Dataset items:
================

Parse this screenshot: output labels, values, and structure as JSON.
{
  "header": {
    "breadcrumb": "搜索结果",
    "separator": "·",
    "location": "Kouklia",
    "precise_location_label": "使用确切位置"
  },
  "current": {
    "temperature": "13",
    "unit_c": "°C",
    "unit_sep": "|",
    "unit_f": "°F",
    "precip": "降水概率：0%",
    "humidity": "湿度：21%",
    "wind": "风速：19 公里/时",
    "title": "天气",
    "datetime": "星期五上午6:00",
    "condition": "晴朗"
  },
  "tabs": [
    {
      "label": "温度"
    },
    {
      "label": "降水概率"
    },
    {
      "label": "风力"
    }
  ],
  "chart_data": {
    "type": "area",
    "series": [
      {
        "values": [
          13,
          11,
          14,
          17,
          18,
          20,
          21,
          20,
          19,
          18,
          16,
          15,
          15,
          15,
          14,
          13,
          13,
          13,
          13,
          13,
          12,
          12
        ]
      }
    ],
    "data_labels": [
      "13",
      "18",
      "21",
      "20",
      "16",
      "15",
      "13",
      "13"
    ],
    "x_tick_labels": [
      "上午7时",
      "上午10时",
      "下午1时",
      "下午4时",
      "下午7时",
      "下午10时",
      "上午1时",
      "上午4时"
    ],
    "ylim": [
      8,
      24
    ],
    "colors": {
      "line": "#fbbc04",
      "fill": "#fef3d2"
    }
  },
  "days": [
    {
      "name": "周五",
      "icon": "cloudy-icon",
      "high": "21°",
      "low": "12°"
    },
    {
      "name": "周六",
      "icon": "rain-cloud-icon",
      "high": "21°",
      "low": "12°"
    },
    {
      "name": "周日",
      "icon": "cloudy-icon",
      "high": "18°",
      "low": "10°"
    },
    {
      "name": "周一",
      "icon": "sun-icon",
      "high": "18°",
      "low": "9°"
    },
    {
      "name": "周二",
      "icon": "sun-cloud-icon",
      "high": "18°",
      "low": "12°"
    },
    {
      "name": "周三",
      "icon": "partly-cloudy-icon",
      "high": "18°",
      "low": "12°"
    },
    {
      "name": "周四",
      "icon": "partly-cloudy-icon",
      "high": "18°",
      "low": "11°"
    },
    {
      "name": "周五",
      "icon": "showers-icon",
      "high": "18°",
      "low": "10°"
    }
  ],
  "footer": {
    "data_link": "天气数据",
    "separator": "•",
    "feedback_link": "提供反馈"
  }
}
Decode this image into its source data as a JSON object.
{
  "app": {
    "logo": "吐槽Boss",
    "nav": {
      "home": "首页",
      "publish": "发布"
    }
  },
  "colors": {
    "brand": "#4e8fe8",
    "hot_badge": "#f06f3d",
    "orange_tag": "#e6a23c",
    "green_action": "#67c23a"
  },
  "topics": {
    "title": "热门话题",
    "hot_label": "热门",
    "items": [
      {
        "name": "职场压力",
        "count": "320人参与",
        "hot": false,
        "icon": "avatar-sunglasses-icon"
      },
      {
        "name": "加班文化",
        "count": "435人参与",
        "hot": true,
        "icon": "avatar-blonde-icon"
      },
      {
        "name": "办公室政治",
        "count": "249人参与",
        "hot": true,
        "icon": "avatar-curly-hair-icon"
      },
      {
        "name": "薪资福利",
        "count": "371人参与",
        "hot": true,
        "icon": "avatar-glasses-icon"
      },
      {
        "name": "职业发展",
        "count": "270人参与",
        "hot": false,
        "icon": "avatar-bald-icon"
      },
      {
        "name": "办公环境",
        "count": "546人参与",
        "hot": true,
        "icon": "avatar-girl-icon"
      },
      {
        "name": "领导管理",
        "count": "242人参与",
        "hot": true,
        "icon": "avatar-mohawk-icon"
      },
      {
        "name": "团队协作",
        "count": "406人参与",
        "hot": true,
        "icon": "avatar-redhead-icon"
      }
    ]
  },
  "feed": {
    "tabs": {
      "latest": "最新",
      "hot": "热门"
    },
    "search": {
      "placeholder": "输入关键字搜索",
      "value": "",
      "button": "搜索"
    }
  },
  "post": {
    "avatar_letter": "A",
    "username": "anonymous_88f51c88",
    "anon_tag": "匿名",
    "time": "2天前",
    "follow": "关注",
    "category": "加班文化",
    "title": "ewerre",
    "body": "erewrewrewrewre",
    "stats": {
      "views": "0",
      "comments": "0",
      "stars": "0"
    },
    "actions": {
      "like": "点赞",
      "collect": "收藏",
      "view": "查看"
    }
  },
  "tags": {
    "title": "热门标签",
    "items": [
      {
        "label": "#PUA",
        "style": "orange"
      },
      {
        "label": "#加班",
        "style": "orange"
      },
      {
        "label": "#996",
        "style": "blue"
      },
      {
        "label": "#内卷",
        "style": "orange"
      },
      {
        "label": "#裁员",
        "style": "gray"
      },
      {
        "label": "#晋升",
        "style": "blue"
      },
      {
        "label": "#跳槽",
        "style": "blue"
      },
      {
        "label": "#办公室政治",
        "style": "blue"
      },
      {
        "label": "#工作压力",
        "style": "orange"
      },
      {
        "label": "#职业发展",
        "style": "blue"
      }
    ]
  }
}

================

REQUIRED TASK: Word for word, write out all of the data above.

COMPLETE ANSWER:
Parse this screenshot: output labels, values, and structure as JSON.
{
  "header": {
    "breadcrumb": "搜索结果",
    "separator": "·",
    "location": "Kouklia",
    "precise_location_label": "使用确切位置"
  },
  "current": {
    "temperature": "13",
    "unit_c": "°C",
    "unit_sep": "|",
    "unit_f": "°F",
    "precip": "降水概率：0%",
    "humidity": "湿度：21%",
    "wind": "风速：19 公里/时",
    "title": "天气",
    "datetime": "星期五上午6:00",
    "condition": "晴朗"
  },
  "tabs": [
    {
      "label": "温度"
    },
    {
      "label": "降水概率"
    },
    {
      "label": "风力"
    }
  ],
  "chart_data": {
    "type": "area",
    "series": [
      {
        "values": [
          13,
          11,
          14,
          17,
          18,
          20,
          21,
          20,
          19,
          18,
          16,
          15,
          15,
          15,
          14,
          13,
          13,
          13,
          13,
          13,
          12,
          12
        ]
      }
    ],
    "data_labels": [
      "13",
      "18",
      "21",
      "20",
      "16",
      "15",
      "13",
      "13"
    ],
    "x_tick_labels": [
      "上午7时",
      "上午10时",
      "下午1时",
      "下午4时",
      "下午7时",
      "下午10时",
      "上午1时",
      "上午4时"
    ],
    "ylim": [
      8,
      24
    ],
    "colors": {
      "line": "#fbbc04",
      "fill": "#fef3d2"
    }
  },
  "days": [
    {
      "name": "周五",
      "icon": "cloudy-icon",
      "high": "21°",
      "low": "12°"
    },
    {
      "name": "周六",
      "icon": "rain-cloud-icon",
      "high": "21°",
      "low": "12°"
    },
    {
      "name": "周日",
      "icon": "cloudy-icon",
      "high": "18°",
      "low": "10°"
    },
    {
      "name": "周一",
      "icon": "sun-icon",
      "high": "18°",
      "low": "9°"
    },
    {
      "name": "周二",
      "icon": "sun-cloud-icon",
      "high": "18°",
      "low": "12°"
    },
    {
      "name": "周三",
      "icon": "partly-cloudy-icon",
      "high": "18°",
      "low": "12°"
    },
    {
      "name": "周四",
      "icon": "partly-cloudy-icon",
      "high": "18°",
      "low": "11°"
    },
    {
      "name": "周五",
      "icon": "showers-icon",
      "high": "18°",
      "low": "10°"
    }
  ],
  "footer": {
    "data_link": "天气数据",
    "separator": "•",
    "feedback_link": "提供反馈"
  }
}
Decode this image into its source data as a JSON object.
{
  "app": {
    "logo": "吐槽Boss",
    "nav": {
      "home": "首页",
      "publish": "发布"
    }
  },
  "colors": {
    "brand": "#4e8fe8",
    "hot_badge": "#f06f3d",
    "orange_tag": "#e6a23c",
    "green_action": "#67c23a"
  },
  "topics": {
    "title": "热门话题",
    "hot_label": "热门",
    "items": [
      {
        "name": "职场压力",
        "count": "320人参与",
        "hot": false,
        "icon": "avatar-sunglasses-icon"
      },
      {
        "name": "加班文化",
        "count": "435人参与",
        "hot": true,
        "icon": "avatar-blonde-icon"
      },
      {
        "name": "办公室政治",
        "count": "249人参与",
        "hot": true,
        "icon": "avatar-curly-hair-icon"
      },
      {
        "name": "薪资福利",
        "count": "371人参与",
        "hot": true,
        "icon": "avatar-glasses-icon"
      },
      {
        "name": "职业发展",
        "count": "270人参与",
        "hot": false,
        "icon": "avatar-bald-icon"
      },
      {
        "name": "办公环境",
        "count": "546人参与",
        "hot": true,
        "icon": "avatar-girl-icon"
      },
      {
        "name": "领导管理",
        "count": "242人参与",
        "hot": true,
        "icon": "avatar-mohawk-icon"
      },
      {
        "name": "团队协作",
        "count": "406人参与",
        "hot": true,
        "icon": "avatar-redhead-icon"
      }
    ]
  },
  "feed": {
    "tabs": {
      "latest": "最新",
      "hot": "热门"
    },
    "search": {
      "placeholder": "输入关键字搜索",
      "value": "",
      "button": "搜索"
    }
  },
  "post": {
    "avatar_letter": "A",
    "username": "anonymous_88f51c88",
    "anon_tag": "匿名",
    "time": "2天前",
    "follow": "关注",
    "category": "加班文化",
    "title": "ewerre",
    "body": "erewrewrewrewre",
    "stats": {
      "views": "0",
      "comments": "0",
      "stars": "0"
    },
    "actions": {
      "like": "点赞",
      "collect": "收藏",
      "view": "查看"
    }
  },
  "tags": {
    "title": "热门标签",
    "items": [
      {
        "label": "#PUA",
        "style": "orange"
      },
      {
        "label": "#加班",
        "style": "orange"
      },
      {
        "label": "#996",
        "style": "blue"
      },
      {
        "label": "#内卷",
        "style": "orange"
      },
      {
        "label": "#裁员",
        "style": "gray"
      },
      {
        "label": "#晋升",
        "style": "blue"
      },
      {
        "label": "#跳槽",
        "style": "blue"
      },
      {
        "label": "#办公室政治",
        "style": "blue"
      },
      {
        "label": "#工作压力",
        "style": "orange"
      },
      {
        "label": "#职业发展",
        "style": "blue"
      }
    ]
  }
}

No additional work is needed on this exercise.